Select, from the data, each line where "Premium" occurs.

*****

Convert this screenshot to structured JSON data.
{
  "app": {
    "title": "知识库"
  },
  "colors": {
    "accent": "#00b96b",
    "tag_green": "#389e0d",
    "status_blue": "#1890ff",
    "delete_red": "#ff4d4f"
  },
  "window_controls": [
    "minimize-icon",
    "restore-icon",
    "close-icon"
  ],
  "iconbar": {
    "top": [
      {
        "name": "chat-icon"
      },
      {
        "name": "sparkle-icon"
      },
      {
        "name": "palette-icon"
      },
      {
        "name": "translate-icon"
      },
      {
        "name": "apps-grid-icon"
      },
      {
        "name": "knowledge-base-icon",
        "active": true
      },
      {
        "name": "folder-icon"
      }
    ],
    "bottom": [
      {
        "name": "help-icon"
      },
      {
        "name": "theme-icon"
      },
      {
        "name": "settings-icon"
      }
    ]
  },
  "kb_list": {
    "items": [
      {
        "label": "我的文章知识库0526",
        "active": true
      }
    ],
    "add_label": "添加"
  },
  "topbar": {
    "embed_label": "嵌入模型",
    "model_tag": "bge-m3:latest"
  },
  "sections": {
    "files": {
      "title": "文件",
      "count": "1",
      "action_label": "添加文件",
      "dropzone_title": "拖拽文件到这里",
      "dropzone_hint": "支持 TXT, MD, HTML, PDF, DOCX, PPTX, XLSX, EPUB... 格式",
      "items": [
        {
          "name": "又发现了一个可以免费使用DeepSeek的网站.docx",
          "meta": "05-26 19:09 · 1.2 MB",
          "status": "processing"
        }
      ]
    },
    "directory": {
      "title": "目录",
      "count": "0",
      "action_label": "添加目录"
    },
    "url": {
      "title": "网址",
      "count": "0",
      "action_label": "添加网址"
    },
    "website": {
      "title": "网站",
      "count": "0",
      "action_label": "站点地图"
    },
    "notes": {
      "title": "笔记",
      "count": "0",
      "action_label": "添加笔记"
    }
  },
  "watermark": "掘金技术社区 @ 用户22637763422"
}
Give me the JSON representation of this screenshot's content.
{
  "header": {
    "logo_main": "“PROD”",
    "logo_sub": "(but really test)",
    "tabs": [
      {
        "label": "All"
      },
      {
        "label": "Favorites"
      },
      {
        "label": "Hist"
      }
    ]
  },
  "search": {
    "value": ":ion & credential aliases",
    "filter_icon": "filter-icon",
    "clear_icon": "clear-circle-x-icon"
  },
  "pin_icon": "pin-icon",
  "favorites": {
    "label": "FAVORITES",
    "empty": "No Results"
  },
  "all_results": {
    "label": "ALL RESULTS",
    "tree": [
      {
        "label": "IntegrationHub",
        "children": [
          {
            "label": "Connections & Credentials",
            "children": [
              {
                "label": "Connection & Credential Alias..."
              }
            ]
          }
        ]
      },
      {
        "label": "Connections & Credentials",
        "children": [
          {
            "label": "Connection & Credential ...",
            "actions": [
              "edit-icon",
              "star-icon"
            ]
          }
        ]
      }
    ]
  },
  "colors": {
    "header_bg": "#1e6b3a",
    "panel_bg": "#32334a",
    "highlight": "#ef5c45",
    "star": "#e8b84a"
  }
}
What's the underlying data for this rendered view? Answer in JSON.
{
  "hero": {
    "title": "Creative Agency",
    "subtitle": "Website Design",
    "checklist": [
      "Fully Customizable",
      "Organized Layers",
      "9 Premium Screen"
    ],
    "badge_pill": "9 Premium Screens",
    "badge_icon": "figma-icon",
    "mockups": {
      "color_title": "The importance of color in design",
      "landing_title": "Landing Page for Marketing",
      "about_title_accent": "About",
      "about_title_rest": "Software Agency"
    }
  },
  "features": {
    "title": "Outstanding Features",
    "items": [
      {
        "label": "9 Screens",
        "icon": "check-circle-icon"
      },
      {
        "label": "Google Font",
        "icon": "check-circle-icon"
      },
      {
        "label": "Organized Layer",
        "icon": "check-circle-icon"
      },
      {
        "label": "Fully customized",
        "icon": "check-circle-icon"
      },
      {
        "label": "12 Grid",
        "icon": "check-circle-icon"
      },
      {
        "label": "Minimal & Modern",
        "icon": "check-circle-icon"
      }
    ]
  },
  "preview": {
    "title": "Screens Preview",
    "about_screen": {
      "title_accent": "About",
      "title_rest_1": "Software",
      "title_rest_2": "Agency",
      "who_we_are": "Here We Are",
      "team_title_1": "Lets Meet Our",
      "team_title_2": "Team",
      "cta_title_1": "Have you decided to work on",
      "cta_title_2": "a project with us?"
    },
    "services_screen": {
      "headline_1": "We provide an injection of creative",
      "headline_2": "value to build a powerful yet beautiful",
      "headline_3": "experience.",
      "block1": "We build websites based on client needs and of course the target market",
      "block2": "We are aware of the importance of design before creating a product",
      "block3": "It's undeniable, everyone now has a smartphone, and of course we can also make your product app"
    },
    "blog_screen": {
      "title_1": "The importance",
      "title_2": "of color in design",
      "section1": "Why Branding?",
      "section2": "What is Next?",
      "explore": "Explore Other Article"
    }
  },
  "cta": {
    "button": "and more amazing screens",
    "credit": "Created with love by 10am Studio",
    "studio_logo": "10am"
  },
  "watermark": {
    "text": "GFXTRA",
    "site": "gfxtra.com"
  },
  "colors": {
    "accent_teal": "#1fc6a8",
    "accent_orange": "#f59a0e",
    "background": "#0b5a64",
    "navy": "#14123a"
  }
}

*****

§ **Answer to the exercise**
      "9 Premium Screen"
    "badge_pill": "9 Premium Screens",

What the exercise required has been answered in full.